WRITTEN REQUEST
Output every line of the material exactly, omitting images.

SOURCE DATA
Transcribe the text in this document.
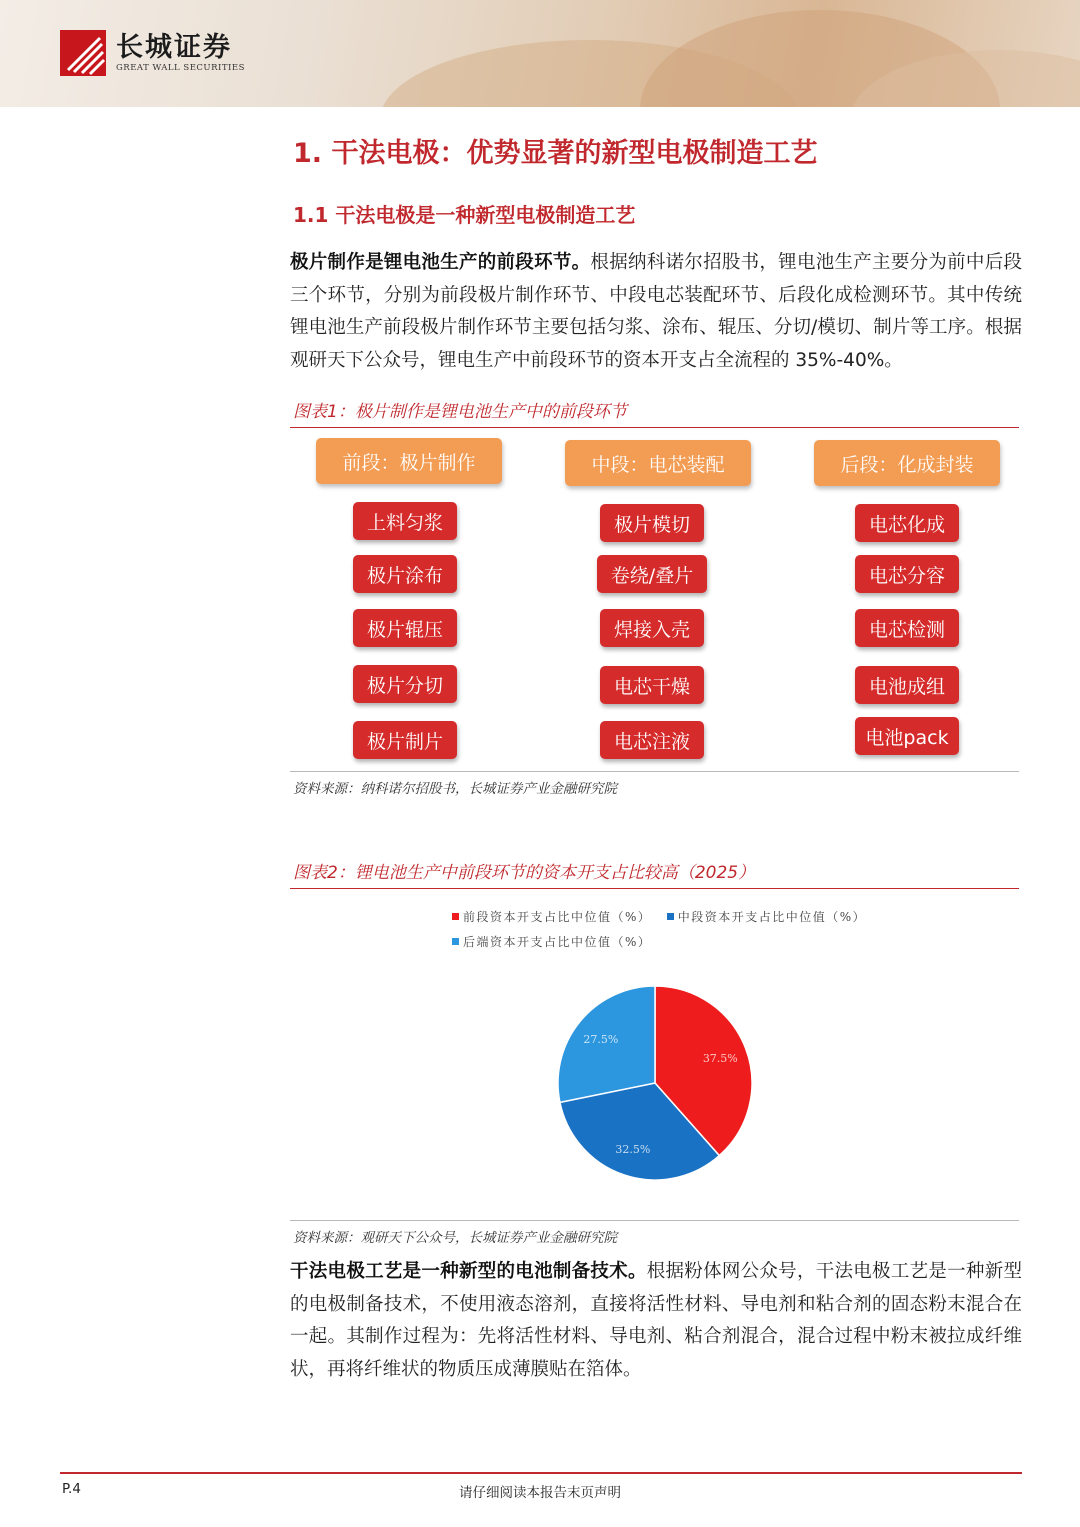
长城证券
GREAT WALL SECURITIES
1. 干法电极：优势显著的新型电极制造工艺
1.1 干法电极是一种新型电极制造工艺
极片制作是锂电池生产的前段环节。根据纳科诺尔招股书，锂电池生产主要分为前中后段三个环节，分别为前段极片制作环节、中段电芯装配环节、后段化成检测环节。其中传统锂电池生产前段极片制作环节主要包括匀浆、涂布、辊压、分切/模切、制片等工序。根据观研天下公众号，锂电生产中前段环节的资本开支占全流程的 35%-40%。
图表1：极片制作是锂电池生产中的前段环节
前段：极片制作	中段：电芯装配	后段：化成封装
上料匀浆
极片涂布
极片辊压
极片分切
极片制片
极片模切
卷绕/叠片
焊接入壳
电芯干燥
电芯注液
电芯化成
电芯分容
电芯检测
电池成组
电池pack
资料来源：纳科诺尔招股书，长城证券产业金融研究院
图表2：锂电池生产中前段环节的资本开支占比较高（2025）
前段资本开支占比中位值（%） 中段资本开支占比中位值（%）
后端资本开支占比中位值（%）
37.5%
32.5%
27.5%
资料来源：观研天下公众号，长城证券产业金融研究院
干法电极工艺是一种新型的电池制备技术。根据粉体网公众号，干法电极工艺是一种新型的电极制备技术，不使用液态溶剂，直接将活性材料、导电剂和粘合剂的固态粉末混合在一起。其制作过程为：先将活性材料、导电剂、粘合剂混合，混合过程中粉末被拉成纤维状，再将纤维状的物质压成薄膜贴在箔体。
P.4	请仔细阅读本报告末页声明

ANSWER
Transcribe the text in this document.
长城证券
GREAT WALL SECURITIES
1. 干法电极：优势显著的新型电极制造工艺
1.1 干法电极是一种新型电极制造工艺
极片制作是锂电池生产的前段环节。根据纳科诺尔招股书，锂电池生产主要分为前中后段三个环节，分别为前段极片制作环节、中段电芯装配环节、后段化成检测环节。其中传统锂电池生产前段极片制作环节主要包括匀浆、涂布、辊压、分切/模切、制片等工序。根据观研天下公众号，锂电生产中前段环节的资本开支占全流程的 35%-40%。
图表1：极片制作是锂电池生产中的前段环节
前段：极片制作	中段：电芯装配	后段：化成封装
上料匀浆
极片涂布
极片辊压
极片分切
极片制片
极片模切
卷绕/叠片
焊接入壳
电芯干燥
电芯注液
电芯化成
电芯分容
电芯检测
电池成组
电池pack
资料来源：纳科诺尔招股书，长城证券产业金融研究院
图表2：锂电池生产中前段环节的资本开支占比较高（2025）
前段资本开支占比中位值（%） 中段资本开支占比中位值（%）
后端资本开支占比中位值（%）
37.5%
32.5%
27.5%
资料来源：观研天下公众号，长城证券产业金融研究院
干法电极工艺是一种新型的电池制备技术。根据粉体网公众号，干法电极工艺是一种新型的电极制备技术，不使用液态溶剂，直接将活性材料、导电剂和粘合剂的固态粉末混合在一起。其制作过程为：先将活性材料、导电剂、粘合剂混合，混合过程中粉末被拉成纤维状，再将纤维状的物质压成薄膜贴在箔体。
P.4	请仔细阅读本报告末页声明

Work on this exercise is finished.